* REQUEST:
Find every line in the records below that holds the word "with" and copy it.

* AVAILABLE DATA:
'''

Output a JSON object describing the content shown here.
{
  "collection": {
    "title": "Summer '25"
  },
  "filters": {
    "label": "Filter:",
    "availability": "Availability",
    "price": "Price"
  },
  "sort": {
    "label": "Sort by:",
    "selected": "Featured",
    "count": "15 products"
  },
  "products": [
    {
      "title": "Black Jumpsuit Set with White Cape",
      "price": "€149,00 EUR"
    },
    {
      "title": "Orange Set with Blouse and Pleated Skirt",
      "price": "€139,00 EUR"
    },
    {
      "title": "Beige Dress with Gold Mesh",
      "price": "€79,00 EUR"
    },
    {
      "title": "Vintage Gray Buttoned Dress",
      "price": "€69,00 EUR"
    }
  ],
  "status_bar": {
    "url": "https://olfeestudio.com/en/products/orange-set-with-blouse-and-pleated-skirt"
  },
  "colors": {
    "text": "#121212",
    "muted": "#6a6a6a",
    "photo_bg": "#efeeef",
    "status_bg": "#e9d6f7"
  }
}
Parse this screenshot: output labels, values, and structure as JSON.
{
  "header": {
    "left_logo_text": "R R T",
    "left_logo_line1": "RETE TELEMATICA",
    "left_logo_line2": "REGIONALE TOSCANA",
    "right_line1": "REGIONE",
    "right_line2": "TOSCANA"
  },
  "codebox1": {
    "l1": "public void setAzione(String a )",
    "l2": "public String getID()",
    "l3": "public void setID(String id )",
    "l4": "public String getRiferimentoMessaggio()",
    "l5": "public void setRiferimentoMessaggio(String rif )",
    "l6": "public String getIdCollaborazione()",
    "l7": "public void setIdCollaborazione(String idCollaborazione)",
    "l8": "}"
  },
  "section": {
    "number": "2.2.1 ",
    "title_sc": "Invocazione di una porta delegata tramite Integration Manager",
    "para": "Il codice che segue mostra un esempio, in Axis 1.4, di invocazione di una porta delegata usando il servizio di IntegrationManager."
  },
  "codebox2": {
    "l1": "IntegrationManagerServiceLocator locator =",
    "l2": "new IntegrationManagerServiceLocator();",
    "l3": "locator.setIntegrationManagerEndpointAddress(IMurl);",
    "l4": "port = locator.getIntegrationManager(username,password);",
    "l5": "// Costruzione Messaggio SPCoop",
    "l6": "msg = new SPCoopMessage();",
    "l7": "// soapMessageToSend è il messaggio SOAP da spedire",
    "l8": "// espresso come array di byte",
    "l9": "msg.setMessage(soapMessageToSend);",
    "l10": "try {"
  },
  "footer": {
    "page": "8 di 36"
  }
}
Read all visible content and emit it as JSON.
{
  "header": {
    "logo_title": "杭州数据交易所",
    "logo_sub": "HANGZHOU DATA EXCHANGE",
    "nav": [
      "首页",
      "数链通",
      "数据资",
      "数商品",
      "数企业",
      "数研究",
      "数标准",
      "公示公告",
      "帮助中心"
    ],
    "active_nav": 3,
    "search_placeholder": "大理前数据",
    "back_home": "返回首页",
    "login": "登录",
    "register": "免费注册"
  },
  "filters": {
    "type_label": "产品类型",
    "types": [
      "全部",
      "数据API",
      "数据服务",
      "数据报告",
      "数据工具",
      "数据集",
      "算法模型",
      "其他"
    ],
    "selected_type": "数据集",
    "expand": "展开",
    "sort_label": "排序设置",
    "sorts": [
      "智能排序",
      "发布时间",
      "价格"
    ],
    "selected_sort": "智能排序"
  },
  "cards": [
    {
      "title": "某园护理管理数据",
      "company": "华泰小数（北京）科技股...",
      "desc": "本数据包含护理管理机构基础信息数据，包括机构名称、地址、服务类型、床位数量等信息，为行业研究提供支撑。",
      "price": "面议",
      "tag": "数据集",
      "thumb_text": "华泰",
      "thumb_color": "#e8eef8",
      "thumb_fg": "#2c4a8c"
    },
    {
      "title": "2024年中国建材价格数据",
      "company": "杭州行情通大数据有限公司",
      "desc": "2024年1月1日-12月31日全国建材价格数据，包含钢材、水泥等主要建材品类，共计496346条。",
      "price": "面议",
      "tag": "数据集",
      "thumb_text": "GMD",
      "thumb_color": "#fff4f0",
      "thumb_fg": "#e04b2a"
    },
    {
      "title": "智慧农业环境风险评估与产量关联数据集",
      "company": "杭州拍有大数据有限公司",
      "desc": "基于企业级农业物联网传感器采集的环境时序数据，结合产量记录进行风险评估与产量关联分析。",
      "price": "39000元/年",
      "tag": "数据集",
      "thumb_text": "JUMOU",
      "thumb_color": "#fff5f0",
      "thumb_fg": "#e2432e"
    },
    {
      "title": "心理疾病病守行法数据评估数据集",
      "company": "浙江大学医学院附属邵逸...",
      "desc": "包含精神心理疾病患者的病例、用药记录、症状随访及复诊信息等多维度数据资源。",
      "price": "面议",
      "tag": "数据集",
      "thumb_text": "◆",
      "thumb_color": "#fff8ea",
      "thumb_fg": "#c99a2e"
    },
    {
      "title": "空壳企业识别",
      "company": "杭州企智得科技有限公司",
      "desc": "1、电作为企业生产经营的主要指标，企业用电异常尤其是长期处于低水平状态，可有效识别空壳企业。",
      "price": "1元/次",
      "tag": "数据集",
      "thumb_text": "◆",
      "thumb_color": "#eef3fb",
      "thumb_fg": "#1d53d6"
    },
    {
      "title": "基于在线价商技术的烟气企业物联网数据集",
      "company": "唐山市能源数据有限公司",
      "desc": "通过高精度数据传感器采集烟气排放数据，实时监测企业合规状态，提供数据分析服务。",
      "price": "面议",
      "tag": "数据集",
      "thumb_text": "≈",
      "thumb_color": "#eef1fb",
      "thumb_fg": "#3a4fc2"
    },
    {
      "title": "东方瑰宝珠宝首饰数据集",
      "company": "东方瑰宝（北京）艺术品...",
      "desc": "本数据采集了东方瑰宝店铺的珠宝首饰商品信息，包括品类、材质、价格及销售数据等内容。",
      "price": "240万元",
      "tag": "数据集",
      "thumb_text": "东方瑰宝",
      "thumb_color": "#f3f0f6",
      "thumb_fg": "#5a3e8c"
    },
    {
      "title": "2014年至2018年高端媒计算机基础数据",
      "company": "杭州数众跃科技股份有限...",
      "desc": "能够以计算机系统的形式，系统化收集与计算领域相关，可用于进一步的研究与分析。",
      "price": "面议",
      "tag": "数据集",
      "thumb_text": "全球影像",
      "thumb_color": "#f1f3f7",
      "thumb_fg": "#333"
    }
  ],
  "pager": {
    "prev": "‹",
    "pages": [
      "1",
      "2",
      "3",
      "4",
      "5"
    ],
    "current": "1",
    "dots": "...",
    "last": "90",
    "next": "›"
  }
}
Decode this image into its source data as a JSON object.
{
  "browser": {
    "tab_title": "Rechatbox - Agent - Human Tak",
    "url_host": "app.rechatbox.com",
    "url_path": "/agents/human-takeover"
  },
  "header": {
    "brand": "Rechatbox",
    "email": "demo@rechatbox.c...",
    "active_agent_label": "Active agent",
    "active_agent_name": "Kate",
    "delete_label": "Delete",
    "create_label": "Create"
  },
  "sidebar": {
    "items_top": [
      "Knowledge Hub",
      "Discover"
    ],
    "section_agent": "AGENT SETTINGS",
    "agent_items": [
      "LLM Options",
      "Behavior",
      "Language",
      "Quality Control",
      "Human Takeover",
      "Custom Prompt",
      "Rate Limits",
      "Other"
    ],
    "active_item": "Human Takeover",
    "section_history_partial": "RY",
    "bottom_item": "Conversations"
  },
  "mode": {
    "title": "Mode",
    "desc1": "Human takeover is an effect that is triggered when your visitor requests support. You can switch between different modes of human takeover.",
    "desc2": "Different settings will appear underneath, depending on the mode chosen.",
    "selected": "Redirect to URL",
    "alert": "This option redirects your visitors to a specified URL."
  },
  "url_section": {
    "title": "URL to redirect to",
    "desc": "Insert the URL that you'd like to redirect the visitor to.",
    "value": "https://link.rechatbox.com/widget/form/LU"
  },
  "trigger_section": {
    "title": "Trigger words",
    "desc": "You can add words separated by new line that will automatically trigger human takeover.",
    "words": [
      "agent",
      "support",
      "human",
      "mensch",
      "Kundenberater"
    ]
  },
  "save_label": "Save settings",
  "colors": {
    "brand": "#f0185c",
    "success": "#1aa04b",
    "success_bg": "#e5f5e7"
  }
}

'''

* ANSWER FOR THIS EXERCISE:
      "title": "Black Jumpsuit Set with White Cape",
      "title": "Orange Set with Blouse and Pleated Skirt",
      "title": "Beige Dress with Gold Mesh",
    "url": "https://olfeestudio.com/en/products/orange-set-with-blouse-and-pleated-skirt"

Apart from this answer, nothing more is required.